Zitierter Text:
◇ ◇ ◇ ◇ ◇
# Text Krümmen



## skav (16. Januar 2002)

Hi, 
hab mal ein Problem...
Ich will einen Text krümmen und moechte dazu das Warp Text werkzeug benutzen, aber es sagt mir jedes mal :" Konnte die Anfrage nicht beantworten, weil Faux Fett in der Textebene benutzt wird"

Hat einer einen Rat?

Vielen Dank
skav


----------



## Sovok (16. Januar 2002)

was verstehst du unter dem warp text werkzeug?
ps6 bietet in der optionsleiste des textwerkzeugs eine "text krümmen" funktion an


----------



## skav (16. Januar 2002)

ja genau die ist das!
also wenn man das Text Werkzeug waehlt gibs oben ja das "Krümmungswerkzeug"


----------



## Sovok (16. Januar 2002)

bei welcher schriftart erscheint der error?


----------



## skav (17. Januar 2002)

irgendwie bei allen
auch bei den standart schriftarten wie verdana usw :/


----------



## NGen (17. Januar 2002)

funzt das nich auch mit 3D transform?
also da ne kugel über den text un dann
einfach hin un her rollen 

>me


----------



## skav (17. Januar 2002)

hm bissle kompliziert odeR?

wenns schon das kruemmungswerkzeug gibt dann muss das doch auch funktionieren...warum kann mir keiner helfen :/


----------



## NGen (17. Januar 2002)

*why?*

warum kompliziert? is doch easy..
besser als gar nix, wenn das andere ja nich funzt


----------



## Wolfsbein (10. November 2003)

Ich möchte das nochmal hochholen, weil es mich jetzt auch betrifft. Weiß jemand was? Merci.


----------



## Martin Schaefer (10. November 2003)

Hi,

Zitat Photoshop-Hilfe:
"Hinweis: Sie können keine Textebenen verkrümmen, die Faux Fett-Formatierung oder Schriften ohne Konturdaten enthalten (z. B. Bitmap-Schriften)."

Das dürfte alles sagen. Faux Fett ausmachen,
dann klappt's auch wieder mit der Nachbarin.

Gruß
Martin

PS: Ich spar mir jetzt mal das unfreundliche RTFM-Schild.


----------



## Sovok (10. November 2003)

:RTFM:


----------



## Wolfsbein (11. November 2003)

> _Original geschrieben von Sovok _
> *:RTFM:  *


Nun mal ganz ruhig. 
Ich habe es mit z.B. Arial oder Verdana, Times New Roman probiert. Und im ganz normalen Schnitt, also nicht fett o.ä. Deshalb frage ich ja.


----------



## Fey (14. November 2003)

Hi,

wenn du mal das Menü der Zeichenpalette öffnest findest du die Einstellungen Faux Fett und Faux Kursiv. Ich denke, das diese Punkte damit gemeint sind. Einfach mal Häkchen wegmachen, dann dürfte es gehen.

Gruß,
Melanie


----------



## Wolfsbein (14. November 2003)

Danke. Das wars.


----------
◇ ◇ ◇ ◇ ◇
Aufgabe 1: Wo findet man laut Fey im zitierten Text die Einstellungen Faux Fett und Faux Kursiv?
Aufgabe 2: Warum rät Martin Schaefer im zitierten Text dazu, Faux Fett auszuschalten?
Aufgabe 3: Gib die Stelle im zitierten Text, die mit „wenns schon das“ beginnt und mit „is doch easy..“ endet, erneut wieder und ersetze dabei „kruemmungswerkzeug“ durch „Verkrümmen-Werkzeug“.

Datensätze aus einer Datenquelle
◇ ◇ ◇ ◇ ◇
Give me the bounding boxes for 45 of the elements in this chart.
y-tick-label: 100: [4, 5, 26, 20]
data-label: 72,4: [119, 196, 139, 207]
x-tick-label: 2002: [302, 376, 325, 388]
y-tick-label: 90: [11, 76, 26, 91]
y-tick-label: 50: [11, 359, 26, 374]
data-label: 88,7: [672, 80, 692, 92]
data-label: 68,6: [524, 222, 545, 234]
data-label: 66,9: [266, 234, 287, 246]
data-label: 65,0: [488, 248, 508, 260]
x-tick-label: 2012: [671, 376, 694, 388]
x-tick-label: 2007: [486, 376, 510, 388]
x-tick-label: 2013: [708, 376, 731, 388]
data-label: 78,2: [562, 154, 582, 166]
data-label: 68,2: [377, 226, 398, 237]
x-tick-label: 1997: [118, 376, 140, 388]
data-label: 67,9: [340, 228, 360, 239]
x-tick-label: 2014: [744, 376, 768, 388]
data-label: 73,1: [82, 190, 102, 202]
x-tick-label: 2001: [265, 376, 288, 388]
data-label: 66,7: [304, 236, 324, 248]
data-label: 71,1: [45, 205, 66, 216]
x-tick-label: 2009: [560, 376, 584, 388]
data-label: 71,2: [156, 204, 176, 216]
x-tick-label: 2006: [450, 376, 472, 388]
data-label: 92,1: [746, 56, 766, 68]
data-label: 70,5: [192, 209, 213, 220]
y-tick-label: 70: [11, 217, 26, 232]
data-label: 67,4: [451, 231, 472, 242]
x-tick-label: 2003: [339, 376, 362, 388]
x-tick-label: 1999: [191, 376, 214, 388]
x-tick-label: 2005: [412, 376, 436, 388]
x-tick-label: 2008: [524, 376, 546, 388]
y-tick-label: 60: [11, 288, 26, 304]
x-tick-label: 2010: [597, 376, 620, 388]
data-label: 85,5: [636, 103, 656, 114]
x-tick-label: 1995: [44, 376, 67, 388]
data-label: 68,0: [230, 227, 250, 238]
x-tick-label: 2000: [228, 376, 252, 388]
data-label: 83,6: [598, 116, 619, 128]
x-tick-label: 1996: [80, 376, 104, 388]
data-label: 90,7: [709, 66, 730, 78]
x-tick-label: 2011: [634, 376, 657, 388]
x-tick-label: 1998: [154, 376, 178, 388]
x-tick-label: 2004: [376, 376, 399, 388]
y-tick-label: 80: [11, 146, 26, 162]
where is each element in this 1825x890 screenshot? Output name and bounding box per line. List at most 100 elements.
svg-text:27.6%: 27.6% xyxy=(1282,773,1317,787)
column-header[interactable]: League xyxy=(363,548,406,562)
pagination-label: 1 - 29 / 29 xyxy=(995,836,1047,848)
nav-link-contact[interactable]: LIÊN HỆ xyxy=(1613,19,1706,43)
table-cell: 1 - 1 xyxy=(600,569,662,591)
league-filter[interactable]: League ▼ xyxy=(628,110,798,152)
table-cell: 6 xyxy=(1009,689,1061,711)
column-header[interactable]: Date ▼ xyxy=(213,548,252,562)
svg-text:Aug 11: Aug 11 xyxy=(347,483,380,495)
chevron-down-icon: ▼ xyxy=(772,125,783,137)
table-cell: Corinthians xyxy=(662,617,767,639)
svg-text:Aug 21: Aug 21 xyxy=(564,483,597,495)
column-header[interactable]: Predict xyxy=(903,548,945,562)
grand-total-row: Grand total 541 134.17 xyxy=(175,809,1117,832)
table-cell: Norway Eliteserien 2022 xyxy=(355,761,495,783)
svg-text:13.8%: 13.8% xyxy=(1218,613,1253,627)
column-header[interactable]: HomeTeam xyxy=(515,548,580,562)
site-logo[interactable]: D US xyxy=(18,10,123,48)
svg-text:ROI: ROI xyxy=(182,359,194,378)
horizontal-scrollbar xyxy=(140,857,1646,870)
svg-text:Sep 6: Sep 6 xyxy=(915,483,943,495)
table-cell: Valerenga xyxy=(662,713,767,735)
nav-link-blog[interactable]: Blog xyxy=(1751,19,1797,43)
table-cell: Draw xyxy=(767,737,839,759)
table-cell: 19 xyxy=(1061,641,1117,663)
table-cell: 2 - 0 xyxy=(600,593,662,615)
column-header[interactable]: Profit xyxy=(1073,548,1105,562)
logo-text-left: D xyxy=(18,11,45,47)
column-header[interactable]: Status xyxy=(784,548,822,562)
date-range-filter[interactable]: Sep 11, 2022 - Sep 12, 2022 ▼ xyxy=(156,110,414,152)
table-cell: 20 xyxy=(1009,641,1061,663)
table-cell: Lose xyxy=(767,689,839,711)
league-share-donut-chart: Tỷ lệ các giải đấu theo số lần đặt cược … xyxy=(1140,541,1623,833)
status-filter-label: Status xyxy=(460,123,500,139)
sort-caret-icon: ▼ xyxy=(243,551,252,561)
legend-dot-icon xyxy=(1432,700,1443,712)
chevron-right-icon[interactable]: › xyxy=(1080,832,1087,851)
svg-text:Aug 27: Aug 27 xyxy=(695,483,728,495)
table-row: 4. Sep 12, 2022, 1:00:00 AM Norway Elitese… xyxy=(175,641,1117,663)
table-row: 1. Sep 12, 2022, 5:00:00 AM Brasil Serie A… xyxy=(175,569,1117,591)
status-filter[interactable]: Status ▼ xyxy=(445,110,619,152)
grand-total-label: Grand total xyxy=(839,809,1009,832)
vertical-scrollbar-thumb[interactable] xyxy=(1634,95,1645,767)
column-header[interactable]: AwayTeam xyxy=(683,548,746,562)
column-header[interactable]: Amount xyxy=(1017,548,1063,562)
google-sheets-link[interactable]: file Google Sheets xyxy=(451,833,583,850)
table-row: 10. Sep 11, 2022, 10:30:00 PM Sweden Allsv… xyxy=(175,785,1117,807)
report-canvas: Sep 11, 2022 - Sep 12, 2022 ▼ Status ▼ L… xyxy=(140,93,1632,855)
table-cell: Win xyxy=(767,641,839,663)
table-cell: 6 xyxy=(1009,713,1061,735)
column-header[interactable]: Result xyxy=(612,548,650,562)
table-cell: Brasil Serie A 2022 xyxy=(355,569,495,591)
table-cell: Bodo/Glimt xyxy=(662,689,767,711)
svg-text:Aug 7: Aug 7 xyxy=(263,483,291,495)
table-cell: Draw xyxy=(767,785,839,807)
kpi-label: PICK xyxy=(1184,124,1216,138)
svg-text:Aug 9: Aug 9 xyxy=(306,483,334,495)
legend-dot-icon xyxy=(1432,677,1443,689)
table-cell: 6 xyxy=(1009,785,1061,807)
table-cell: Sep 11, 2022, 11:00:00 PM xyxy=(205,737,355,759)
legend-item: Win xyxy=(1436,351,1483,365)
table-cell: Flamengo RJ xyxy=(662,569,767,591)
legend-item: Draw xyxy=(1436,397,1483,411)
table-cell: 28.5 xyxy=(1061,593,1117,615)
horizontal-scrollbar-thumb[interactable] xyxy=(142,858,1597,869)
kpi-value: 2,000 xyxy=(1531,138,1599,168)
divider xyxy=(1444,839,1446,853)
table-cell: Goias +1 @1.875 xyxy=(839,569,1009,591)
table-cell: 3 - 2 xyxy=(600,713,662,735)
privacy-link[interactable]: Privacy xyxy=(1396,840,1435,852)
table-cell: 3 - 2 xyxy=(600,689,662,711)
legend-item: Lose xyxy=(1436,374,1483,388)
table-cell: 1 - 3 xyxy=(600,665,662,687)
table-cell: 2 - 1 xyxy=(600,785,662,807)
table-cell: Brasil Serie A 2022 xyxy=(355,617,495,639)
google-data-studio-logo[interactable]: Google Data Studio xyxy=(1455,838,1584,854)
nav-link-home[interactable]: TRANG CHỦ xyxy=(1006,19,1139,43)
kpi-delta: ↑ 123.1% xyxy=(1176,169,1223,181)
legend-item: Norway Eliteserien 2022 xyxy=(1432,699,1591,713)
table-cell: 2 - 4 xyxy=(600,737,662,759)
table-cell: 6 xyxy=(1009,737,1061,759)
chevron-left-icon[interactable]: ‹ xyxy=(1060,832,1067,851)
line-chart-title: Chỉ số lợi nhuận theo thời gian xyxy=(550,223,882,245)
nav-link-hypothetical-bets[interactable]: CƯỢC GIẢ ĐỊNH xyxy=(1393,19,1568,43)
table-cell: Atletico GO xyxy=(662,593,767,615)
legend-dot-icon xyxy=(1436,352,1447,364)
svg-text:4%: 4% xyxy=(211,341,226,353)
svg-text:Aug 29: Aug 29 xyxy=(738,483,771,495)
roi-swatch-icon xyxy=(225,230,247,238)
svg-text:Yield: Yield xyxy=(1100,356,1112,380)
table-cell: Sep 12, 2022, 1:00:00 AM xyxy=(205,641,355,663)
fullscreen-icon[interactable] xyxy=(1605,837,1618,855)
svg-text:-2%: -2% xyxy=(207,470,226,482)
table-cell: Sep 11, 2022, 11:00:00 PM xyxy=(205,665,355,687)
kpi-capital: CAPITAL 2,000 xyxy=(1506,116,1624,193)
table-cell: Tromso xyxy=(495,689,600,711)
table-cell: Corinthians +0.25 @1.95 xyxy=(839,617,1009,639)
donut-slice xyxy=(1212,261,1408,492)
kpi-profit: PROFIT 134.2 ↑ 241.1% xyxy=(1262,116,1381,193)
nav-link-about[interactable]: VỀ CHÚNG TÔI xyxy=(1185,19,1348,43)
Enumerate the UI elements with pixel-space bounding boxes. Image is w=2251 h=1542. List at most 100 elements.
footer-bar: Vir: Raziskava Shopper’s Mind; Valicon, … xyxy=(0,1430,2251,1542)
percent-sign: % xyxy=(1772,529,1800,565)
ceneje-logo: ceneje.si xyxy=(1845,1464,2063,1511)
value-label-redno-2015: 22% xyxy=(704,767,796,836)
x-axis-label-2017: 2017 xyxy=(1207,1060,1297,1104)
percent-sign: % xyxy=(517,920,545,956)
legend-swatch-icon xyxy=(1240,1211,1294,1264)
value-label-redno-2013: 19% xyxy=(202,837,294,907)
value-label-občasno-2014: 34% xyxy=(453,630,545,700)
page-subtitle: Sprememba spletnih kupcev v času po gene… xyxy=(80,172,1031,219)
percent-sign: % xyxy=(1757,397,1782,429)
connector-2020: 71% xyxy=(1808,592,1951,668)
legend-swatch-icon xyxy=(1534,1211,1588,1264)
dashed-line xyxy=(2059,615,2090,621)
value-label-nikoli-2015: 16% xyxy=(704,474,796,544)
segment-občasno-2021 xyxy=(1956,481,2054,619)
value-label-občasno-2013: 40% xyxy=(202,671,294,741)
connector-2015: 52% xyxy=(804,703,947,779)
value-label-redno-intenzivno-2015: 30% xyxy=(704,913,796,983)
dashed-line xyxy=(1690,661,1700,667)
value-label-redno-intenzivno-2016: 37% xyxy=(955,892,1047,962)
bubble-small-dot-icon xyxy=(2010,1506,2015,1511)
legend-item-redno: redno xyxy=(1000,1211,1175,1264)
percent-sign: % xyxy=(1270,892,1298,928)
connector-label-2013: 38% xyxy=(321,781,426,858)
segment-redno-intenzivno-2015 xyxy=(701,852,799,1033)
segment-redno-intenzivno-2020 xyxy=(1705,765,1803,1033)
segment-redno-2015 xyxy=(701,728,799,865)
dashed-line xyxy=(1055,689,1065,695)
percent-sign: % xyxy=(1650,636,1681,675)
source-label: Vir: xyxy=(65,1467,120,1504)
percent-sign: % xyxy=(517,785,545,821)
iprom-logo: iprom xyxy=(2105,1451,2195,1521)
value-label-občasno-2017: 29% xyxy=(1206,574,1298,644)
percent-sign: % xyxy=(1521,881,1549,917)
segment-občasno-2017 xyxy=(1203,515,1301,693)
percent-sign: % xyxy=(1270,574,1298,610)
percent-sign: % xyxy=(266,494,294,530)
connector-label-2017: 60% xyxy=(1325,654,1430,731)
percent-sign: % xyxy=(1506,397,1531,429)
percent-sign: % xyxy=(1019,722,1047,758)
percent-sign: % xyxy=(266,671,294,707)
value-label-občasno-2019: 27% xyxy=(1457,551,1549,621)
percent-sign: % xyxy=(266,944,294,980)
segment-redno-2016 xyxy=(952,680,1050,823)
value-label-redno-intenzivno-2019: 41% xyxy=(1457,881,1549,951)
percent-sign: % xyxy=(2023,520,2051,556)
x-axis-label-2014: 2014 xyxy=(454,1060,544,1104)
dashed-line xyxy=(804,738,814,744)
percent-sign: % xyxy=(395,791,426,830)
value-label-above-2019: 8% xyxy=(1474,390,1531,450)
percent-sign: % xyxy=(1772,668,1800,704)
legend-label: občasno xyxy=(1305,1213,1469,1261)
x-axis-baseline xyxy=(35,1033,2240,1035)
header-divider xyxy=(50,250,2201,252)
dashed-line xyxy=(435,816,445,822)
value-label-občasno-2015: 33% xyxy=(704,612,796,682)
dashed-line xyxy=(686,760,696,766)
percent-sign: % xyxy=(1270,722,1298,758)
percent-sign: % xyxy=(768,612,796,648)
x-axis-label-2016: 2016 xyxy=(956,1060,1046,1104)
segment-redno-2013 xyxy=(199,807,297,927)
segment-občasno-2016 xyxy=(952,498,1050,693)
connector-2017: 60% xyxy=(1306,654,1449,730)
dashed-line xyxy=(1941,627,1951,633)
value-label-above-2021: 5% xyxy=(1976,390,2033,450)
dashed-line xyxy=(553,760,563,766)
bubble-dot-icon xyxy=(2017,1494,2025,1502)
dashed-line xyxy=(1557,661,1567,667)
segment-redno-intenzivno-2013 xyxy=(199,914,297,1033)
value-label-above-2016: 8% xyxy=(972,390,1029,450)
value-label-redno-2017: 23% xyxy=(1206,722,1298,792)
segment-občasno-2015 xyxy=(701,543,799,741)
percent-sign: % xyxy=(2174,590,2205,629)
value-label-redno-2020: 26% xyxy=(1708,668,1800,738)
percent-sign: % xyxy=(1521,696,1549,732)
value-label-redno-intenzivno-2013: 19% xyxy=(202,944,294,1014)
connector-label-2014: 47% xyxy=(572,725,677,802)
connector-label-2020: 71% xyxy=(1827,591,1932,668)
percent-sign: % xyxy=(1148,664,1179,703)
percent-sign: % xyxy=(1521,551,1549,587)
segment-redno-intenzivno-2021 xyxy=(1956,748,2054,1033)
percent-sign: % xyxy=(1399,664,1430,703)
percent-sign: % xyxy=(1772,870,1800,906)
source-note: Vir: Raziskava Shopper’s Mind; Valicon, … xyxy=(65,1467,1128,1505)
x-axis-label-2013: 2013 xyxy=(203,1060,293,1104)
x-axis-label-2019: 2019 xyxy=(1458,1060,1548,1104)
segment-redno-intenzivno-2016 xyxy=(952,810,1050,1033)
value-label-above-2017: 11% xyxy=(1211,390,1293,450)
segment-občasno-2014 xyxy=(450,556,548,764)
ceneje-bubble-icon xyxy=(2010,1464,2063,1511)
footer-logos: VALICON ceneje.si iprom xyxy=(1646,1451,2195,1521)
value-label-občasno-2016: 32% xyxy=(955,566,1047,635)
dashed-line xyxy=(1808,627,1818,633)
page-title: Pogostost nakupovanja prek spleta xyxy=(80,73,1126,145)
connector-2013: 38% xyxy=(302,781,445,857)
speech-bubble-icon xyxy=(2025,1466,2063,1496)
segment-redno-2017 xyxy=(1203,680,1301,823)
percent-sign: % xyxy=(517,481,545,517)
◇ ◇ ◇ ◇ ◇
Antwort 1: Im Menü der Zeichenpalette.

Antwort 2: Er zitiert die Photoshop-Hilfe: Textebenen, die Faux Fett-Formatierung oder Schriften ohne Konturdaten wie Bitmap-Schriften enthalten, lassen sich nicht verkrümmen. Ist Faux Fett ausgeschaltet, sollte das Krümmen deshalb wieder funktionieren.

Antwort 3:
wenns schon das Verkrümmen-Werkzeug gibt dann muss das doch auch funktionieren...warum kann mir keiner helfen :/


----------



## NGen (17. Januar 2002)

*why?*

warum kompliziert? is doch easy..